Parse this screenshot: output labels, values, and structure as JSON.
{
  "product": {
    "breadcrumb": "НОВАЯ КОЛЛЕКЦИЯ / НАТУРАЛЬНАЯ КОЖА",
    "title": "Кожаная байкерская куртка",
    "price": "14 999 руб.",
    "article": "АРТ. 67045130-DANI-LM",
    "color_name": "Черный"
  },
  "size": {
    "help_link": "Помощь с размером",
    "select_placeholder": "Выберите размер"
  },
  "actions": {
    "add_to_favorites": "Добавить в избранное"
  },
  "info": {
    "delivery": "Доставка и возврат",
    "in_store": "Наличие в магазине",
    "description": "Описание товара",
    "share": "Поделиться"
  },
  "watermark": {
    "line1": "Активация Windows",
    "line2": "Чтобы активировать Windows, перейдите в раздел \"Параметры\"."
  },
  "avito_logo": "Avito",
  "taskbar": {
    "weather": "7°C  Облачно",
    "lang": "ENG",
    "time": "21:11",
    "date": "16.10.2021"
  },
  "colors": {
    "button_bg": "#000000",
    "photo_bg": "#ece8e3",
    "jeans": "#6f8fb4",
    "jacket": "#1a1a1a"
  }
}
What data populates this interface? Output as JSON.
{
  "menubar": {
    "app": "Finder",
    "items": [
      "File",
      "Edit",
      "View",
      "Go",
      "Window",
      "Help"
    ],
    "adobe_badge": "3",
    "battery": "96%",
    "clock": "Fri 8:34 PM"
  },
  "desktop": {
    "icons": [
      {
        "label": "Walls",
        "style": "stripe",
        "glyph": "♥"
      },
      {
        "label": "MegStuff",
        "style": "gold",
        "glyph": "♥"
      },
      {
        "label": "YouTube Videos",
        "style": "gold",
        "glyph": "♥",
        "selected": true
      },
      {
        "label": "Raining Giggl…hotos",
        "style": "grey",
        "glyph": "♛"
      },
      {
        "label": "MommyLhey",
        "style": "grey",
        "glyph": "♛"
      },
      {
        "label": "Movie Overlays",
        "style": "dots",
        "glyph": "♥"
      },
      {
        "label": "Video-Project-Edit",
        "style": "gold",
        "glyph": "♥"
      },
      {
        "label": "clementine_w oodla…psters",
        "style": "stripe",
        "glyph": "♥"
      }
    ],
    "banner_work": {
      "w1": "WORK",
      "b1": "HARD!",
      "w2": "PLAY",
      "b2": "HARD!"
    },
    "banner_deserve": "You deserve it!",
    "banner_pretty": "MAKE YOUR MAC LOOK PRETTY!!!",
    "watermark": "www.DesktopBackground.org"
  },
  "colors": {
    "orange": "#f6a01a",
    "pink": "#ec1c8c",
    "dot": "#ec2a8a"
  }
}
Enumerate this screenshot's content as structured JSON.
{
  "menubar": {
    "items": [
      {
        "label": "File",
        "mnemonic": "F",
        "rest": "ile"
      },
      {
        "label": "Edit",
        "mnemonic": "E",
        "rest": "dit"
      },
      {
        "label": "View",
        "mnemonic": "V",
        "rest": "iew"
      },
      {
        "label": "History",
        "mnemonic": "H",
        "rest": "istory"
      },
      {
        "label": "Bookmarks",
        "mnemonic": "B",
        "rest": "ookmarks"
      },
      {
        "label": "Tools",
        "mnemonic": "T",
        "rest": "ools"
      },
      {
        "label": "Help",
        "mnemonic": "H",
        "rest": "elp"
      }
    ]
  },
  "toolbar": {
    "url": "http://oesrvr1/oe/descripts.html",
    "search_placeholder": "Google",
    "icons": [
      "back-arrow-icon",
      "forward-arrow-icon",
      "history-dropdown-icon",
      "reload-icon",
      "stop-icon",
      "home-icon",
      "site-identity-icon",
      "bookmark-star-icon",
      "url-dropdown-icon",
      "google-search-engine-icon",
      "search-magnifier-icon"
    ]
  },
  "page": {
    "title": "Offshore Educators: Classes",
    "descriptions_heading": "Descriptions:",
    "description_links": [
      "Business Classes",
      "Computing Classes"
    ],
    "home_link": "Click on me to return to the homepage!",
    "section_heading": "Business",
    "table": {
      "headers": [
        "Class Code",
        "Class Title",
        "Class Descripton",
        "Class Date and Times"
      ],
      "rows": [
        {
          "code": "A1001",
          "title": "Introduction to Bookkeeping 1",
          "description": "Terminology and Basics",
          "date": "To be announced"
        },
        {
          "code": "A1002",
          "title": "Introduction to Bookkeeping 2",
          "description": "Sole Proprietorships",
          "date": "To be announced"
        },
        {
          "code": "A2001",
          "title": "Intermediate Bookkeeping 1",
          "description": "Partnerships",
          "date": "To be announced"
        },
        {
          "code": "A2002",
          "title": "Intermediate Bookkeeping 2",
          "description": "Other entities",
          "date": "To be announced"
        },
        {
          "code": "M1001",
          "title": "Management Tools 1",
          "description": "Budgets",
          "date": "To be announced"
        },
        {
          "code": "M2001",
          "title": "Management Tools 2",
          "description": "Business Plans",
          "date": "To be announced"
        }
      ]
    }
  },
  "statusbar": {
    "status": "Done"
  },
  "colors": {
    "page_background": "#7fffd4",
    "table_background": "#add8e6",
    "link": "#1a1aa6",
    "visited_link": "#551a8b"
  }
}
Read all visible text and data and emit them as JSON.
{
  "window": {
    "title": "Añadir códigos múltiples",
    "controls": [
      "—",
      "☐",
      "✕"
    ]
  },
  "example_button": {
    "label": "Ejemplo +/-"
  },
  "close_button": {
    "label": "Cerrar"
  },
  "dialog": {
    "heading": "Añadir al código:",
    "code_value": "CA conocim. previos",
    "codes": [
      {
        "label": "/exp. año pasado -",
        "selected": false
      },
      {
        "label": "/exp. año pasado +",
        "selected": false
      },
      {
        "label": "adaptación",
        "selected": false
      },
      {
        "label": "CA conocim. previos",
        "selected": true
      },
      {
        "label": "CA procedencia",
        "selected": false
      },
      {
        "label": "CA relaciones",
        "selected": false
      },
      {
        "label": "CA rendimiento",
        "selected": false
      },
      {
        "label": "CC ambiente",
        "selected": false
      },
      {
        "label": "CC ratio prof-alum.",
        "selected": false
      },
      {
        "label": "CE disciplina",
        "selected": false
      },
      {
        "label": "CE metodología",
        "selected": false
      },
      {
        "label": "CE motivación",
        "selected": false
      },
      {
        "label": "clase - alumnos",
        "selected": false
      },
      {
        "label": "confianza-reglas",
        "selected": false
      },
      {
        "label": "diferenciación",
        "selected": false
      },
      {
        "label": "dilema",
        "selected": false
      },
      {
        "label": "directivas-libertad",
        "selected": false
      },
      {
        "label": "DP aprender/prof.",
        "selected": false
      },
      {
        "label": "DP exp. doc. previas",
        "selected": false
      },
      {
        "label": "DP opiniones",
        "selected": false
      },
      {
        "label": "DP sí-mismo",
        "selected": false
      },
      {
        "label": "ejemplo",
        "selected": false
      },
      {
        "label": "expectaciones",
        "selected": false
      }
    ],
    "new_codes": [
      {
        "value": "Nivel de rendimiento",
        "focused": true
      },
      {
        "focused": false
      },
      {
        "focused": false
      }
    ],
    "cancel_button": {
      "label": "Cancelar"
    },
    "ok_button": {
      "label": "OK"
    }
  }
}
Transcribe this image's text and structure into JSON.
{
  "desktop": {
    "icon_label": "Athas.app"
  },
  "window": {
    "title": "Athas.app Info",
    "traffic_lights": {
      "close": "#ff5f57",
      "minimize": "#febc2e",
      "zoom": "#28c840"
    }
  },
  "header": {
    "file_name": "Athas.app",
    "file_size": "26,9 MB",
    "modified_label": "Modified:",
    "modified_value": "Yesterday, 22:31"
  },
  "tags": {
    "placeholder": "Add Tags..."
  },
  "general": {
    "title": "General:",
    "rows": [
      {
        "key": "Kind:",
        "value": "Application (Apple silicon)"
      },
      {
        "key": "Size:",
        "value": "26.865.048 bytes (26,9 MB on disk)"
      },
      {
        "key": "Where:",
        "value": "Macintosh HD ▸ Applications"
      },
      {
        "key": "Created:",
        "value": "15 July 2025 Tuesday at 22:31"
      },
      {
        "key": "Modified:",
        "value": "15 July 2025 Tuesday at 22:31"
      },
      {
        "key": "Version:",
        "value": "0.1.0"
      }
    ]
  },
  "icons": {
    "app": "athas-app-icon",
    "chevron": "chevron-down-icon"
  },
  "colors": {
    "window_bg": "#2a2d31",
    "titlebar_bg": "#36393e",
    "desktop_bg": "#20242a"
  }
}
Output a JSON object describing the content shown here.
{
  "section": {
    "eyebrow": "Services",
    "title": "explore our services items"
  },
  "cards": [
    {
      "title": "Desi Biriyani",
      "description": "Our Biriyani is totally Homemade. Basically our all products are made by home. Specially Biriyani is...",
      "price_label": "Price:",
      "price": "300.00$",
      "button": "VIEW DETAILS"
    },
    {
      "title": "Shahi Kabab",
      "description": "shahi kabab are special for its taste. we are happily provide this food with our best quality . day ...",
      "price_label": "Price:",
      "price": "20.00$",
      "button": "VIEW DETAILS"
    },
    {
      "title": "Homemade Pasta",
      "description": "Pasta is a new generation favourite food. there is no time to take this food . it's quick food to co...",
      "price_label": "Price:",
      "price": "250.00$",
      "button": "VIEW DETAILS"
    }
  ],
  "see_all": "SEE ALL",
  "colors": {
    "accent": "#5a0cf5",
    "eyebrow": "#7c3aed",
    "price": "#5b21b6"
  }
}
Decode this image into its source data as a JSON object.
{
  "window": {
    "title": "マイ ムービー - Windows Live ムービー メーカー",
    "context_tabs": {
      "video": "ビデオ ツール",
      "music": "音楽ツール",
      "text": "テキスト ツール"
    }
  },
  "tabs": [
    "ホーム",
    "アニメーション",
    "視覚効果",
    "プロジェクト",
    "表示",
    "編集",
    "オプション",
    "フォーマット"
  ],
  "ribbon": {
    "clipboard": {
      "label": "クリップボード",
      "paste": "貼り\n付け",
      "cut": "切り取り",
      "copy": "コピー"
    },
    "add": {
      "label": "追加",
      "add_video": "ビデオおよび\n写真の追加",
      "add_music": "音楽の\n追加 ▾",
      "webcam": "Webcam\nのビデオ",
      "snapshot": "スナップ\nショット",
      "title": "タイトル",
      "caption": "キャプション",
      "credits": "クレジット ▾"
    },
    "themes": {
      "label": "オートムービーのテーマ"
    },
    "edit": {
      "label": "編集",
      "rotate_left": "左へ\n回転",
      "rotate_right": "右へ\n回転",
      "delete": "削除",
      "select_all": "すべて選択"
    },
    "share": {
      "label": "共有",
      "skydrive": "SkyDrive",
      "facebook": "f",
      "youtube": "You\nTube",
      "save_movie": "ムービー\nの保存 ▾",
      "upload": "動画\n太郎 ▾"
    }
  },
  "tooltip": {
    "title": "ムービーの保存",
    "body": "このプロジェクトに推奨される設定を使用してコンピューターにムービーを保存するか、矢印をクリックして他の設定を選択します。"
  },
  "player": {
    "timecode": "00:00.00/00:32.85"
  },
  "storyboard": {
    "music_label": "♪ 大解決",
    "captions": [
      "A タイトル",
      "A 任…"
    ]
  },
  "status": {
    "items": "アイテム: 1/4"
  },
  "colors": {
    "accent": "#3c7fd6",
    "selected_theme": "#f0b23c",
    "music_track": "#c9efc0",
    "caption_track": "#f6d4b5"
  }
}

----

Reproduce, exactly and with nothing added, the lines from the one that includes "Decode this image" through the last line of the material.

Decode this image into its source data as a JSON object.
{
  "window": {
    "title": "マイ ムービー - Windows Live ムービー メーカー",
    "context_tabs": {
      "video": "ビデオ ツール",
      "music": "音楽ツール",
      "text": "テキスト ツール"
    }
  },
  "tabs": [
    "ホーム",
    "アニメーション",
    "視覚効果",
    "プロジェクト",
    "表示",
    "編集",
    "オプション",
    "フォーマット"
  ],
  "ribbon": {
    "clipboard": {
      "label": "クリップボード",
      "paste": "貼り\n付け",
      "cut": "切り取り",
      "copy": "コピー"
    },
    "add": {
      "label": "追加",
      "add_video": "ビデオおよび\n写真の追加",
      "add_music": "音楽の\n追加 ▾",
      "webcam": "Webcam\nのビデオ",
      "snapshot": "スナップ\nショット",
      "title": "タイトル",
      "caption": "キャプション",
      "credits": "クレジット ▾"
    },
    "themes": {
      "label": "オートムービーのテーマ"
    },
    "edit": {
      "label": "編集",
      "rotate_left": "左へ\n回転",
      "rotate_right": "右へ\n回転",
      "delete": "削除",
      "select_all": "すべて選択"
    },
    "share": {
      "label": "共有",
      "skydrive": "SkyDrive",
      "facebook": "f",
      "youtube": "You\nTube",
      "save_movie": "ムービー\nの保存 ▾",
      "upload": "動画\n太郎 ▾"
    }
  },
  "tooltip": {
    "title": "ムービーの保存",
    "body": "このプロジェクトに推奨される設定を使用してコンピューターにムービーを保存するか、矢印をクリックして他の設定を選択します。"
  },
  "player": {
    "timecode": "00:00.00/00:32.85"
  },
  "storyboard": {
    "music_label": "♪ 大解決",
    "captions": [
      "A タイトル",
      "A 任…"
    ]
  },
  "status": {
    "items": "アイテム: 1/4"
  },
  "colors": {
    "accent": "#3c7fd6",
    "selected_theme": "#f0b23c",
    "music_track": "#c9efc0",
    "caption_track": "#f6d4b5"
  }
}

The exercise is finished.